[What the exercise asks]
Can you pull out each line of the data below that includes the word "Correct"?

__________________________________________________

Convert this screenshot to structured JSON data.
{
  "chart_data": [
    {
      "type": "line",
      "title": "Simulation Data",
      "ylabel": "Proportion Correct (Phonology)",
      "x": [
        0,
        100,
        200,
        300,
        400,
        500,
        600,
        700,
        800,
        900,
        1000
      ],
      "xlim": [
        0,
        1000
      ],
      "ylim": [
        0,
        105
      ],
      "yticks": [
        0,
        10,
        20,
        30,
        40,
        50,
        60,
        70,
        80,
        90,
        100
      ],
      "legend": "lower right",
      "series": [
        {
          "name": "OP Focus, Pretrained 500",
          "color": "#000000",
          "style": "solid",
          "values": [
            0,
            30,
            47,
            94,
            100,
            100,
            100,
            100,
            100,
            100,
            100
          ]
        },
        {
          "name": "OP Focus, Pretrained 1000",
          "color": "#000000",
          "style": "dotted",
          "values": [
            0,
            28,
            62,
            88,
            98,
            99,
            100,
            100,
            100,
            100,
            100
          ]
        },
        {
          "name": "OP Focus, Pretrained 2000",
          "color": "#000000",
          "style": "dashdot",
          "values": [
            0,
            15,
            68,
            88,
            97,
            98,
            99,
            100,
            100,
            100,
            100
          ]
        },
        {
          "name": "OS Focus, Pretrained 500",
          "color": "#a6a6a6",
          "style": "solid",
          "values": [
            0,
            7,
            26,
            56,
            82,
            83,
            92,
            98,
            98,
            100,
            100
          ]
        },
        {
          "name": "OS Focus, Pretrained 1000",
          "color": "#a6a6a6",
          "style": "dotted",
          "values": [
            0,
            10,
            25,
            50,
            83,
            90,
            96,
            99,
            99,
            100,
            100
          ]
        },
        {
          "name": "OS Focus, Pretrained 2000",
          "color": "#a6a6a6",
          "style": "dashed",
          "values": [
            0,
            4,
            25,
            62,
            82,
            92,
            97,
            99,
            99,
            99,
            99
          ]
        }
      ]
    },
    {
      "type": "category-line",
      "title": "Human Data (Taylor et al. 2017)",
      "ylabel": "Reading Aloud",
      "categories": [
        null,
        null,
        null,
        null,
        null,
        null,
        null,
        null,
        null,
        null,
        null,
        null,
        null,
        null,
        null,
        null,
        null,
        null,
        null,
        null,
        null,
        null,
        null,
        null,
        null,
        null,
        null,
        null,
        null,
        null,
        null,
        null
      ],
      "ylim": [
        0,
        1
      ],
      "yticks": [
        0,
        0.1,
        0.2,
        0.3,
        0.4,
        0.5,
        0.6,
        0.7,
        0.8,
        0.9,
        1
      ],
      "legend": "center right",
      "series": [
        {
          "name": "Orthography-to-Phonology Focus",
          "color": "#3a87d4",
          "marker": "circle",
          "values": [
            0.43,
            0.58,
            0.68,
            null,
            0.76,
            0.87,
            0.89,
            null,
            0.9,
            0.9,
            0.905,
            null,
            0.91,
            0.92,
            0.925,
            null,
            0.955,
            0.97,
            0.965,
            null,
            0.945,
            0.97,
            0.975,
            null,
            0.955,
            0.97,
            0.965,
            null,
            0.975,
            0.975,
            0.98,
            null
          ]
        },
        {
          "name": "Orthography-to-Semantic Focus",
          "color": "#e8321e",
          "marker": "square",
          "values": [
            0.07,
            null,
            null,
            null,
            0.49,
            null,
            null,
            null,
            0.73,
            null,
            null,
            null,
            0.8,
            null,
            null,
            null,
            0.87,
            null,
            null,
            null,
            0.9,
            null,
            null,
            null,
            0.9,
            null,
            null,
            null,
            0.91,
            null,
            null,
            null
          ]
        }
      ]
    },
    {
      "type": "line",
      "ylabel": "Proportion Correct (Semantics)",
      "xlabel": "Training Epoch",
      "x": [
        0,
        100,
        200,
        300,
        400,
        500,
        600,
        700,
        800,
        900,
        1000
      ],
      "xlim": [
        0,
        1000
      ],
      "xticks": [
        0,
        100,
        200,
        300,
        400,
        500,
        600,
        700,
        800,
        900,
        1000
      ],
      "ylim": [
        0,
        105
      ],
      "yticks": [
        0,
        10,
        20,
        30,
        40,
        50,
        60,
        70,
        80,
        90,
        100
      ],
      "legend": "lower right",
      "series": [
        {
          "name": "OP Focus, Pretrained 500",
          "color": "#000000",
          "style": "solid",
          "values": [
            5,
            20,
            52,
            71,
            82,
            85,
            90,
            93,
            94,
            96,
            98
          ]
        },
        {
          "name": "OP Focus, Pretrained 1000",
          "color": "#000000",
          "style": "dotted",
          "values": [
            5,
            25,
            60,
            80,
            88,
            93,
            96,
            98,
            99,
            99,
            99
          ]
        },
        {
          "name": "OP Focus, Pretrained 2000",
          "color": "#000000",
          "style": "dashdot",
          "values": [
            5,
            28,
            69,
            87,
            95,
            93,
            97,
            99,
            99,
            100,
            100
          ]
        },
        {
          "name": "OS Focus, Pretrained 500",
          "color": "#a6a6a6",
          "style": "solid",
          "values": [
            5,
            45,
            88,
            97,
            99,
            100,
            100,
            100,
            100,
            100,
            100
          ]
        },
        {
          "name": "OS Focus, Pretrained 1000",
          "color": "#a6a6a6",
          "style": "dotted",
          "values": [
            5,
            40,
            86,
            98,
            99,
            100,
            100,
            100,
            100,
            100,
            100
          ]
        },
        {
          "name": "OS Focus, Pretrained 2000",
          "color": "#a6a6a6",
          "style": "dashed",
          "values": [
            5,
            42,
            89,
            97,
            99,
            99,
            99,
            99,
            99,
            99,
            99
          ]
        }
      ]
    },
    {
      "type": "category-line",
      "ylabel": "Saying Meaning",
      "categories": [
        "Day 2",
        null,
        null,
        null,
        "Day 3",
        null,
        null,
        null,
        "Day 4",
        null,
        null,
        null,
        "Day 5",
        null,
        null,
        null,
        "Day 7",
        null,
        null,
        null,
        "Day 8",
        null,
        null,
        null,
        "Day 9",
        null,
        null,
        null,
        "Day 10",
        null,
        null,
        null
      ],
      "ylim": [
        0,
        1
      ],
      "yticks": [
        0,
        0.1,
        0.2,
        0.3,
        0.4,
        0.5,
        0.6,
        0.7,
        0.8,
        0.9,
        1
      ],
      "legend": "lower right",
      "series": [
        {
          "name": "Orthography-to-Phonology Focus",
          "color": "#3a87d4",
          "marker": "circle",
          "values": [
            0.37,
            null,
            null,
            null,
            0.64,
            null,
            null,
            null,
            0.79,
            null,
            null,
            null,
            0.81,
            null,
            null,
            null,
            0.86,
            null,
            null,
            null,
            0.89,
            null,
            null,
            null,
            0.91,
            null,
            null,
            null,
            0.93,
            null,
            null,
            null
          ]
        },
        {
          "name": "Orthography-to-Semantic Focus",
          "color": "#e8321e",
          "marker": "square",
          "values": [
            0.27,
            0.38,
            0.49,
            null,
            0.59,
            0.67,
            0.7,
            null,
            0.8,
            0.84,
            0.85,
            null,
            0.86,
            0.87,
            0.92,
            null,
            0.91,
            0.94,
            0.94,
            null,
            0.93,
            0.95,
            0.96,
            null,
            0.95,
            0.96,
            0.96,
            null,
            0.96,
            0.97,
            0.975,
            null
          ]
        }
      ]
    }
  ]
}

__________________________________________________

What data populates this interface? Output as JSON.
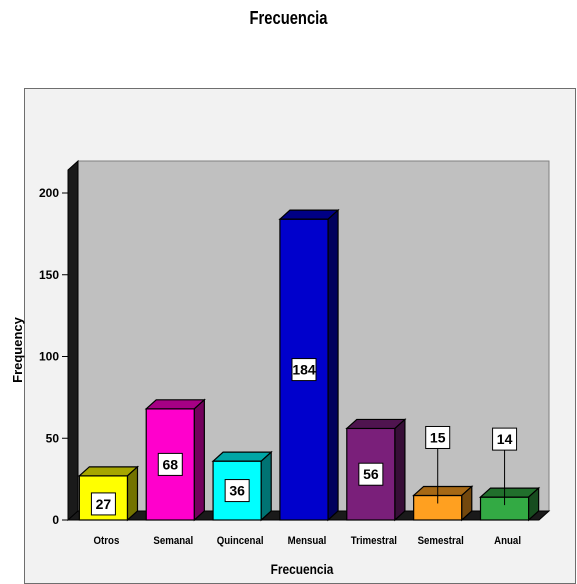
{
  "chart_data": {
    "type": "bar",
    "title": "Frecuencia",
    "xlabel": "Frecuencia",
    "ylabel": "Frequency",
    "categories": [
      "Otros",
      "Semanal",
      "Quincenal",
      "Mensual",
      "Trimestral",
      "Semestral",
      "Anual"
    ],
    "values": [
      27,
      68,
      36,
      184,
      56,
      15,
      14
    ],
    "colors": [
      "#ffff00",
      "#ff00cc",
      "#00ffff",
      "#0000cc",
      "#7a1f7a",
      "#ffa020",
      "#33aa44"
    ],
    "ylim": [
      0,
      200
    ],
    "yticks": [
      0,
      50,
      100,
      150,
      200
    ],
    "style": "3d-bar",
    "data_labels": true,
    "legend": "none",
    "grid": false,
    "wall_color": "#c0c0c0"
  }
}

__________________________________________________

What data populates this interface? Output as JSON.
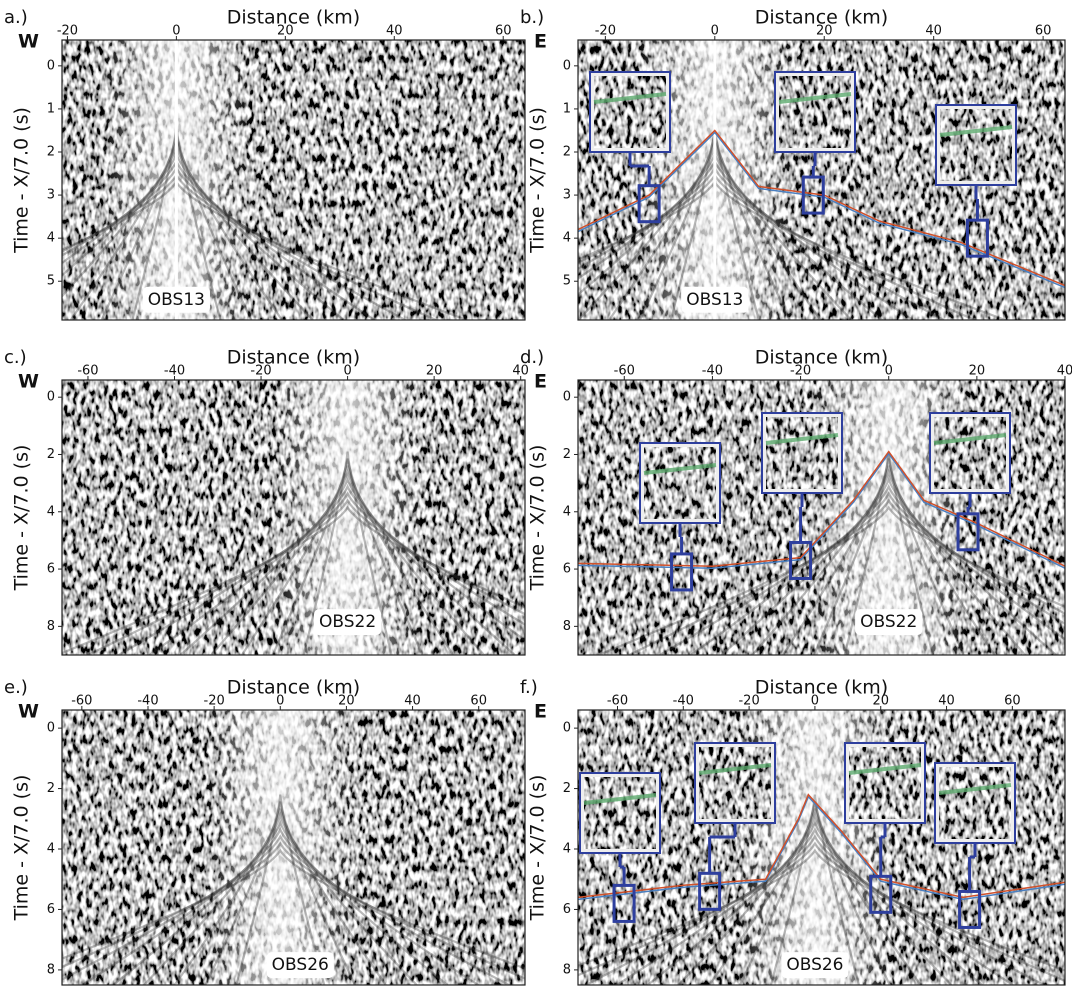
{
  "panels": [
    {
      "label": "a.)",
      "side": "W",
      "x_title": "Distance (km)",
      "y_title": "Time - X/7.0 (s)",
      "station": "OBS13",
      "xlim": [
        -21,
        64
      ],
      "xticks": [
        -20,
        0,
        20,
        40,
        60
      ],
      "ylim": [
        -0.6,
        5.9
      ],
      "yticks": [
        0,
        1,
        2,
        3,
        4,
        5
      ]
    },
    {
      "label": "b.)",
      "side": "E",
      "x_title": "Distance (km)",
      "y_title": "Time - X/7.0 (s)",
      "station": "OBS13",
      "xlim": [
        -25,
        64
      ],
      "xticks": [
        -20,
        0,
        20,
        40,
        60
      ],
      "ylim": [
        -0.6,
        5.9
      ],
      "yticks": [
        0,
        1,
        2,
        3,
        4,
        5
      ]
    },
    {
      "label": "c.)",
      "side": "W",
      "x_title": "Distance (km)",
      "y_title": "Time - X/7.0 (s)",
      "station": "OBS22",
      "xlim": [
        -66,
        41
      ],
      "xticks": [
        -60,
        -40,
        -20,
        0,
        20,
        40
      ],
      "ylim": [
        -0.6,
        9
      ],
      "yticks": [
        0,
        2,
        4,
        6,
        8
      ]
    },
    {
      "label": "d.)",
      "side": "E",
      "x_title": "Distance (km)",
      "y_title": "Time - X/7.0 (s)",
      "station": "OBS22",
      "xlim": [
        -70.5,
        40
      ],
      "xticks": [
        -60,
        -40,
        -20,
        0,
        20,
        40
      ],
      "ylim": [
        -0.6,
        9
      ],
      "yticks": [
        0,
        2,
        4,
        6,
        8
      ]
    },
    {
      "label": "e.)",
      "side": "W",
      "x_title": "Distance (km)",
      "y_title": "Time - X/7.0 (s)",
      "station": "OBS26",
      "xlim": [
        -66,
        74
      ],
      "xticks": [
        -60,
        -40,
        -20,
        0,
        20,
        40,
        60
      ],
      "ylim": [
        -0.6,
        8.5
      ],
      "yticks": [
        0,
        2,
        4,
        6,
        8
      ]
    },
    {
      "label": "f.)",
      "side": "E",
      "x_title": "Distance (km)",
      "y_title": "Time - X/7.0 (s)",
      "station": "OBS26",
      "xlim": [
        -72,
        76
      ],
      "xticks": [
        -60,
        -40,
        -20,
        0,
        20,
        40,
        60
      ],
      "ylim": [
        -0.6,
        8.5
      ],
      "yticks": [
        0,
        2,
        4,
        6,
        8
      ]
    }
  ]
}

__________________________________________________

[Output for this exercise]
      "ylabel": "Proportion Correct (Phonology)",
      "ylabel": "Proportion Correct (Semantics)",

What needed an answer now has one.